*Goal of the exercise*: Repeat, line for line, the entries printed below.

┌─ Listed records

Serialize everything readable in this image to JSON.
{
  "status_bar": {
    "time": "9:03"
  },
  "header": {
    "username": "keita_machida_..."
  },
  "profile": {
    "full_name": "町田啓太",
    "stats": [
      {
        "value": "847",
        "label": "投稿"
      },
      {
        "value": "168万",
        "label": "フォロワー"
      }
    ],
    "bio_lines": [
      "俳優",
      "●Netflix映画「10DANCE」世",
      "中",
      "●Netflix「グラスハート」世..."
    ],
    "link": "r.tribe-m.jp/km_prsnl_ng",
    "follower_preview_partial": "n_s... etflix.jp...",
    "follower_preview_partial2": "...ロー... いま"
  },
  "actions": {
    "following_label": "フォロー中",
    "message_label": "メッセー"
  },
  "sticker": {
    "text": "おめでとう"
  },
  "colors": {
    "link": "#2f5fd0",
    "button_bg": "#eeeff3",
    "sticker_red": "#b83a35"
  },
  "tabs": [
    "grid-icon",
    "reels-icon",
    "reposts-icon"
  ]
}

└─

*Result*:
Serialize everything readable in this image to JSON.
{
  "status_bar": {
    "time": "9:03"
  },
  "header": {
    "username": "keita_machida_..."
  },
  "profile": {
    "full_name": "町田啓太",
    "stats": [
      {
        "value": "847",
        "label": "投稿"
      },
      {
        "value": "168万",
        "label": "フォロワー"
      }
    ],
    "bio_lines": [
      "俳優",
      "●Netflix映画「10DANCE」世",
      "中",
      "●Netflix「グラスハート」世..."
    ],
    "link": "r.tribe-m.jp/km_prsnl_ng",
    "follower_preview_partial": "n_s... etflix.jp...",
    "follower_preview_partial2": "...ロー... いま"
  },
  "actions": {
    "following_label": "フォロー中",
    "message_label": "メッセー"
  },
  "sticker": {
    "text": "おめでとう"
  },
  "colors": {
    "link": "#2f5fd0",
    "button_bg": "#eeeff3",
    "sticker_red": "#b83a35"
  },
  "tabs": [
    "grid-icon",
    "reels-icon",
    "reposts-icon"
  ]
}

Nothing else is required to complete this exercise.